*Exercise aim*
Draw out every line with the word "WAIT" from the listing below.
--- Listed records ---
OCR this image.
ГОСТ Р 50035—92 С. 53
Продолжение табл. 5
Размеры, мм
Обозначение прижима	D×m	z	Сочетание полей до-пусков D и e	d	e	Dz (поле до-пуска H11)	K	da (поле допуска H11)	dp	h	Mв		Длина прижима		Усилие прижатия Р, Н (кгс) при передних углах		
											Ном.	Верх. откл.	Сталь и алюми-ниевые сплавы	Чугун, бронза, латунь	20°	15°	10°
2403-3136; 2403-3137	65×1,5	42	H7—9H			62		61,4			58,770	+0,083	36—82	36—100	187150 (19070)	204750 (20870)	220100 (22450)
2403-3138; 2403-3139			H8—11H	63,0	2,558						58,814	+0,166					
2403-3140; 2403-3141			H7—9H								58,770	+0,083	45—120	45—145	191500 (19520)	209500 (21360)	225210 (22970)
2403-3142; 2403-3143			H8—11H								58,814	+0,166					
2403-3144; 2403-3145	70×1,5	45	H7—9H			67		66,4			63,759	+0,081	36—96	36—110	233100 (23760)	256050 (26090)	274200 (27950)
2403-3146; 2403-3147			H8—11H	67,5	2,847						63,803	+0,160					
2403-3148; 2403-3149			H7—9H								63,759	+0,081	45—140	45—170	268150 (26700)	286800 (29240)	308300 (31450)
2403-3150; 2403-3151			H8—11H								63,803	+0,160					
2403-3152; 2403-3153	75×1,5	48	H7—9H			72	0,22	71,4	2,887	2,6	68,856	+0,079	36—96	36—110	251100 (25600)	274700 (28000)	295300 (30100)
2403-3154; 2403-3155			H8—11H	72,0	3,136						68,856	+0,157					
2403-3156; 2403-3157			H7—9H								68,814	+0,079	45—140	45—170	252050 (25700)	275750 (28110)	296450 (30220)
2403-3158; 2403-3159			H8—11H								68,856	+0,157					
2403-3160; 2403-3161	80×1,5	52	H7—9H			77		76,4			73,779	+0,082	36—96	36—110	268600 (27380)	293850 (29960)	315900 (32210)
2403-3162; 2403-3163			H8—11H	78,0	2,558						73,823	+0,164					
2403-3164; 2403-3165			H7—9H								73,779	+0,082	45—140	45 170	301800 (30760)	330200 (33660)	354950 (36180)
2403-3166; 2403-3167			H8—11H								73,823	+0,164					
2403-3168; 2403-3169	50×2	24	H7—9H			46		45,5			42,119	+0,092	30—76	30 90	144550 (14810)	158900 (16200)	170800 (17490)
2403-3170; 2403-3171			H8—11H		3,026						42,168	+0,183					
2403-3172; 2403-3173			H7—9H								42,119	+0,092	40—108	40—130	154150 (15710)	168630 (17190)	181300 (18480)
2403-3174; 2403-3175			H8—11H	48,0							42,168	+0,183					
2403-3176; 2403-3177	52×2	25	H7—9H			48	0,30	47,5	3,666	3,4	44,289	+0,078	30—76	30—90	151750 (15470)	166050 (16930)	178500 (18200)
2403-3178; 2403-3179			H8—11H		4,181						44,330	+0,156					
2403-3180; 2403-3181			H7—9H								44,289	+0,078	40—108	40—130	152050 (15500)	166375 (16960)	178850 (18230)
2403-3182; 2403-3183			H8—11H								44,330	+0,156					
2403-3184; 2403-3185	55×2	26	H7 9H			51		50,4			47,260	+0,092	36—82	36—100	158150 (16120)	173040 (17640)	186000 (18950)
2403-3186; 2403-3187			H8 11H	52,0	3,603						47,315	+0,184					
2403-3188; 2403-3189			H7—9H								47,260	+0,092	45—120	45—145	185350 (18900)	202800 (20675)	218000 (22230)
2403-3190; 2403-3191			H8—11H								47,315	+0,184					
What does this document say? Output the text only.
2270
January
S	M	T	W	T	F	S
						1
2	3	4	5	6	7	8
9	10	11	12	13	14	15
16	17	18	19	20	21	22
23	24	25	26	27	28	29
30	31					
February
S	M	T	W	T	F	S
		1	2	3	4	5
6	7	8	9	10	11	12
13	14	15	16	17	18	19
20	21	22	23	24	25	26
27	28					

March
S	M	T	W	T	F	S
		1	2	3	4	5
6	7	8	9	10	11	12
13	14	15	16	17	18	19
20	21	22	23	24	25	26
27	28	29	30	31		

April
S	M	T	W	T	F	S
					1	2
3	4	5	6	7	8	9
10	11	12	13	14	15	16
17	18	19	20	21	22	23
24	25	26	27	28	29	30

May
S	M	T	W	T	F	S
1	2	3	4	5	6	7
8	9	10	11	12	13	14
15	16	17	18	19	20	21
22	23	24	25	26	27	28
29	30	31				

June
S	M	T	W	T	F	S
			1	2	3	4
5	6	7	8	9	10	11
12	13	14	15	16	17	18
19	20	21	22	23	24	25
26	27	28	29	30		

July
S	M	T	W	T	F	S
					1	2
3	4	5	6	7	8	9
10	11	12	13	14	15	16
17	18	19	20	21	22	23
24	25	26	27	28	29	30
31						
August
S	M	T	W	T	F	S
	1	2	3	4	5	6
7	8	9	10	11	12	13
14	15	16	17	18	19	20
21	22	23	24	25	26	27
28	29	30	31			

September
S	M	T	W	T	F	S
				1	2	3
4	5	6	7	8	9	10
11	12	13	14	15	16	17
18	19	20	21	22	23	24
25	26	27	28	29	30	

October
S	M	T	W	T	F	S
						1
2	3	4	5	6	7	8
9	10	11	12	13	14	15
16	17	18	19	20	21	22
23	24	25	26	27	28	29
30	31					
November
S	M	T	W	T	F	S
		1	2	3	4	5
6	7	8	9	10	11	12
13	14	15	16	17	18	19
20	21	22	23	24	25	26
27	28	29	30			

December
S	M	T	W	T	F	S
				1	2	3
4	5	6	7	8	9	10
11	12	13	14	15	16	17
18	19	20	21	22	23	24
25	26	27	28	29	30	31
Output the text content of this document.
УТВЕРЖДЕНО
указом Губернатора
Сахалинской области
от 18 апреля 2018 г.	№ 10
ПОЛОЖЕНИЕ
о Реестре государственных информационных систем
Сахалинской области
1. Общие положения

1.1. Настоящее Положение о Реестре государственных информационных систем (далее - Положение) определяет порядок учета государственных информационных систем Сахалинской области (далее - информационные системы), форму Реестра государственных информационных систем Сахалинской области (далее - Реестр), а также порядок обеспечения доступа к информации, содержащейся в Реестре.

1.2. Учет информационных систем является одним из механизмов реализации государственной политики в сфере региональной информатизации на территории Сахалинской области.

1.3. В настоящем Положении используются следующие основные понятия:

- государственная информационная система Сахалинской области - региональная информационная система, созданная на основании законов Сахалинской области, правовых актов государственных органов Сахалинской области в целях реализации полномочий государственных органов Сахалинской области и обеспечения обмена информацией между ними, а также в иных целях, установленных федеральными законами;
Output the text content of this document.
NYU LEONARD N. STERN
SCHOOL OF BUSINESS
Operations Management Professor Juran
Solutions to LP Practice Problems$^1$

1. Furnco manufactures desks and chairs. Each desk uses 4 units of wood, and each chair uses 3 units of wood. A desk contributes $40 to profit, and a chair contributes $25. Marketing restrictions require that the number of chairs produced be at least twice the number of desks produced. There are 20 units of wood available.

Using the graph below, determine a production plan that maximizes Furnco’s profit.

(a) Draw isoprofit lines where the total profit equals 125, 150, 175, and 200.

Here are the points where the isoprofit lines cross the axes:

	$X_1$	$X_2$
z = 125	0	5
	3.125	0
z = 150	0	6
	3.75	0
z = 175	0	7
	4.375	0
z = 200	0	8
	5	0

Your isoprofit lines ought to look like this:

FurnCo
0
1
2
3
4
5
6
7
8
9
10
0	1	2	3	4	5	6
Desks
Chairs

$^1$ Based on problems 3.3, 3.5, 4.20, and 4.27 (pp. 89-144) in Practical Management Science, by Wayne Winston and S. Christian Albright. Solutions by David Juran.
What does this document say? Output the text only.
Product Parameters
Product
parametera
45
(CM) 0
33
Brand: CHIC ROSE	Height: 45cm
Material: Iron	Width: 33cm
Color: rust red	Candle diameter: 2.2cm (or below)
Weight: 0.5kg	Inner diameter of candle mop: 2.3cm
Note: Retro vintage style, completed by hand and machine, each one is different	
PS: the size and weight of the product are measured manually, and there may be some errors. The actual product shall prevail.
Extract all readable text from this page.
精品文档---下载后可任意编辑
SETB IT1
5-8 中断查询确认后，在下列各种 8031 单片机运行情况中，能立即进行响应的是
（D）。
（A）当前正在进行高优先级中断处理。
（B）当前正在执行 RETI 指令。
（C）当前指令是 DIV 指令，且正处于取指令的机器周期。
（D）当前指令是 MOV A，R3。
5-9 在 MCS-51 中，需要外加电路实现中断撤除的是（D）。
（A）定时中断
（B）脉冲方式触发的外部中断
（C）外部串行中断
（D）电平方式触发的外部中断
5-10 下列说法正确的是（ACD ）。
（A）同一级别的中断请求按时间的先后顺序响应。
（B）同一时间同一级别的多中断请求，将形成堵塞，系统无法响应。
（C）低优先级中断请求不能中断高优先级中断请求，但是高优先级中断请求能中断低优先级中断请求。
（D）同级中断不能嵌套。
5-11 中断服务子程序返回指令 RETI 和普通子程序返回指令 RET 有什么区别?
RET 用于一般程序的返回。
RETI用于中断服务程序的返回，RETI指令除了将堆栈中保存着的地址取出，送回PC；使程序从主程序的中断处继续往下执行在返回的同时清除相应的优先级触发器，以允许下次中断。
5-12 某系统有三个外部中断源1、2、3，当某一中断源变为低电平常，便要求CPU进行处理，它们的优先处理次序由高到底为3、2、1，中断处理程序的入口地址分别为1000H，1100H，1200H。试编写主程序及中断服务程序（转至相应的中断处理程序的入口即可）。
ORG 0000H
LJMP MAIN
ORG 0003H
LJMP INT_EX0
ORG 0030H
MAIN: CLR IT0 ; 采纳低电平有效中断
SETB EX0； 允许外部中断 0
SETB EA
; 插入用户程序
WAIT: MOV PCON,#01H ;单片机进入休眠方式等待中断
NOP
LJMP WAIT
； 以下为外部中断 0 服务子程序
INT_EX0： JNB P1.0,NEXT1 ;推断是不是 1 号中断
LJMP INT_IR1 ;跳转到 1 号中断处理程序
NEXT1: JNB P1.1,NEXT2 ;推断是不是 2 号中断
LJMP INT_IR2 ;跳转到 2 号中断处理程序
---
*Correct response*
WAIT: MOV PCON,#01H ;单片机进入休眠方式等待中断
LJMP WAIT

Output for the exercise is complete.